Scan the data below and pick out the lines containing the word "block".

[begin Given records]

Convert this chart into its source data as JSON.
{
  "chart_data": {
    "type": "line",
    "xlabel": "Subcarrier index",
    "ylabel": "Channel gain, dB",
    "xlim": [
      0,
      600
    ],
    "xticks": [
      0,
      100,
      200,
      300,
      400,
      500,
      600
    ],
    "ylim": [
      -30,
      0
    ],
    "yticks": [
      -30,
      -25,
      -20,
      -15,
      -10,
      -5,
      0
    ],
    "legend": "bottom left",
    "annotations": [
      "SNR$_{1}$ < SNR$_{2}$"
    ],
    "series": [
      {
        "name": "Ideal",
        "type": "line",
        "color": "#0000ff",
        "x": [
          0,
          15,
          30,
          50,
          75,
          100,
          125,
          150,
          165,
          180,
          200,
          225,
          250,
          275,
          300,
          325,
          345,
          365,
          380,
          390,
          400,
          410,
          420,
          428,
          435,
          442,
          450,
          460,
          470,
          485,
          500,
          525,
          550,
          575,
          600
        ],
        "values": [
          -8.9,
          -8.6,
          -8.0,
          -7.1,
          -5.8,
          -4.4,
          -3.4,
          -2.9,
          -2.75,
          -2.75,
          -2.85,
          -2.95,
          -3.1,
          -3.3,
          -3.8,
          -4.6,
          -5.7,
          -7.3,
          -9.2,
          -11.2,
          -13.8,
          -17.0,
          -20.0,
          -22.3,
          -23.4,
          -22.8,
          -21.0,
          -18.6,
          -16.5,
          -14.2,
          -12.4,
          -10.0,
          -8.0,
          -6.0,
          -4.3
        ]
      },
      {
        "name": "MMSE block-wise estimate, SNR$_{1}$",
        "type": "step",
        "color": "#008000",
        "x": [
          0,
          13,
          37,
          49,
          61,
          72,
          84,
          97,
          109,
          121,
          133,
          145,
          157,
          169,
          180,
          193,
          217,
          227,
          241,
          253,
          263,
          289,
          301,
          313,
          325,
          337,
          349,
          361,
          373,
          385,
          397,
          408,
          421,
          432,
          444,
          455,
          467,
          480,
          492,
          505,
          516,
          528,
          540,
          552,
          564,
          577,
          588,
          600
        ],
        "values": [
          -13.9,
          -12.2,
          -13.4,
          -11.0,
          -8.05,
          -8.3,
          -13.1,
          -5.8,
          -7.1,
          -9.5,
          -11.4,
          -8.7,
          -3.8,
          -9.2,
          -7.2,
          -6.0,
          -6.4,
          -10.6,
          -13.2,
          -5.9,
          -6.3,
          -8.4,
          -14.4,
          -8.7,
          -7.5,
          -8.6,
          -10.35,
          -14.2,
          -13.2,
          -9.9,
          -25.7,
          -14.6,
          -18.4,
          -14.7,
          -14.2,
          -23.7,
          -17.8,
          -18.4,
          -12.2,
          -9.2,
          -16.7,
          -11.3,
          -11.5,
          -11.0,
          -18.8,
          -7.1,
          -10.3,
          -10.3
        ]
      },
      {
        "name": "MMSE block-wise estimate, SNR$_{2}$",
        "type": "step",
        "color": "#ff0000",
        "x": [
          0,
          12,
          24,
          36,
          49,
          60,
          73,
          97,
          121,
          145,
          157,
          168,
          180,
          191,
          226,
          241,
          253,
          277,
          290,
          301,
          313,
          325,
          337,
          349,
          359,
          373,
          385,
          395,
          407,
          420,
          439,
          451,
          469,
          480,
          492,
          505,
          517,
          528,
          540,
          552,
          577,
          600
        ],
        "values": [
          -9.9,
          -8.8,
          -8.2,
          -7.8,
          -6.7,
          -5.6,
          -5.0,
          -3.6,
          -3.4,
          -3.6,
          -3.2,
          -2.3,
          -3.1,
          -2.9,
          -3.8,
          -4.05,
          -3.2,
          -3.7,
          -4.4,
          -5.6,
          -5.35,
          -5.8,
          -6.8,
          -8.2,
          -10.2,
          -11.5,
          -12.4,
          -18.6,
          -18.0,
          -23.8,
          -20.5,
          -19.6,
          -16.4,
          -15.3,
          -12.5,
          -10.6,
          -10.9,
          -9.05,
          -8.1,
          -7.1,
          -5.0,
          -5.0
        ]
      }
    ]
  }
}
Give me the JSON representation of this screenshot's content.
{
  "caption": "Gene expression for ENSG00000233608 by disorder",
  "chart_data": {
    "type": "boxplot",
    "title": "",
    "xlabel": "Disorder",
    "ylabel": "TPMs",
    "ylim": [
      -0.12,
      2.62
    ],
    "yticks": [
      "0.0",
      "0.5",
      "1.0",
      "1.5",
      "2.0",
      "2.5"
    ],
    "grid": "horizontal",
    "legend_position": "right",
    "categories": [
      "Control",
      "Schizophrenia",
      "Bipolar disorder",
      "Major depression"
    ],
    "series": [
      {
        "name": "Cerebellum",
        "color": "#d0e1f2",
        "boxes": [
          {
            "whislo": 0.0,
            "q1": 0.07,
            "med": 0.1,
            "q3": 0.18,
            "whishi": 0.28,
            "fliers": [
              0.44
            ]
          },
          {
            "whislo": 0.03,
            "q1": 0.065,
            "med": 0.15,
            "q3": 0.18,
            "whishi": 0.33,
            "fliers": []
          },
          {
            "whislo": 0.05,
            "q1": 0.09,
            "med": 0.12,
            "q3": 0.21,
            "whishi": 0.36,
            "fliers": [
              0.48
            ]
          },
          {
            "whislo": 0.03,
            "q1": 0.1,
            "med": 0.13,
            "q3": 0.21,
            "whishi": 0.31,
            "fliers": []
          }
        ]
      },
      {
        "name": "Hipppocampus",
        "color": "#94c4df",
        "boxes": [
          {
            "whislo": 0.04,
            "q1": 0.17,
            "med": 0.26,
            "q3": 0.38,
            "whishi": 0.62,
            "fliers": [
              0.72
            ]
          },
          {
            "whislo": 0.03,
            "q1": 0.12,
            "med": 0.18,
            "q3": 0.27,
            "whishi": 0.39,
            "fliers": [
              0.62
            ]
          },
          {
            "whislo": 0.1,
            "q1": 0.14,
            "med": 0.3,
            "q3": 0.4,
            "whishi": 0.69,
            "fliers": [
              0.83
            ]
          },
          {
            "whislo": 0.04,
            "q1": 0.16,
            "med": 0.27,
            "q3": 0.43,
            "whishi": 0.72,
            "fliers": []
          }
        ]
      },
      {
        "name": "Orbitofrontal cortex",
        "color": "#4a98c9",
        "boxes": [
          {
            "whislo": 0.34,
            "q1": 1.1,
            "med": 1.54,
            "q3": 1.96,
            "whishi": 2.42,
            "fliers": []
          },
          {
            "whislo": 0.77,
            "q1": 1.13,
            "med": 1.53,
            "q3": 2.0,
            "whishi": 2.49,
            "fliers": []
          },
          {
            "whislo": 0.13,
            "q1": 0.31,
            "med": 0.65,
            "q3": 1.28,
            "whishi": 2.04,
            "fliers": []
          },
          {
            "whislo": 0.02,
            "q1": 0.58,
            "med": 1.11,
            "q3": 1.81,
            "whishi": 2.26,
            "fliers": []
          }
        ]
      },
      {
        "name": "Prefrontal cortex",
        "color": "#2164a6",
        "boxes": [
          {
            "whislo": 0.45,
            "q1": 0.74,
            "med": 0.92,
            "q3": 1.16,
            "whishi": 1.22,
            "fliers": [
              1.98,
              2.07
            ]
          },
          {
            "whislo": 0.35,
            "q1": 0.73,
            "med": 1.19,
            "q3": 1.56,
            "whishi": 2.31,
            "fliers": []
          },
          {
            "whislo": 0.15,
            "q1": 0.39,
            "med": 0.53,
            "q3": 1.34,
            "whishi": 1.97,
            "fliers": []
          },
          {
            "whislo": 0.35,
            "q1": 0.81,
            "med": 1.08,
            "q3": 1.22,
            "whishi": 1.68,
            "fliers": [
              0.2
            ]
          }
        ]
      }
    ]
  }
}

[end Given records]

**Final result:**
        "name": "MMSE block-wise estimate, SNR$_{1}$",
        "name": "MMSE block-wise estimate, SNR$_{2}$",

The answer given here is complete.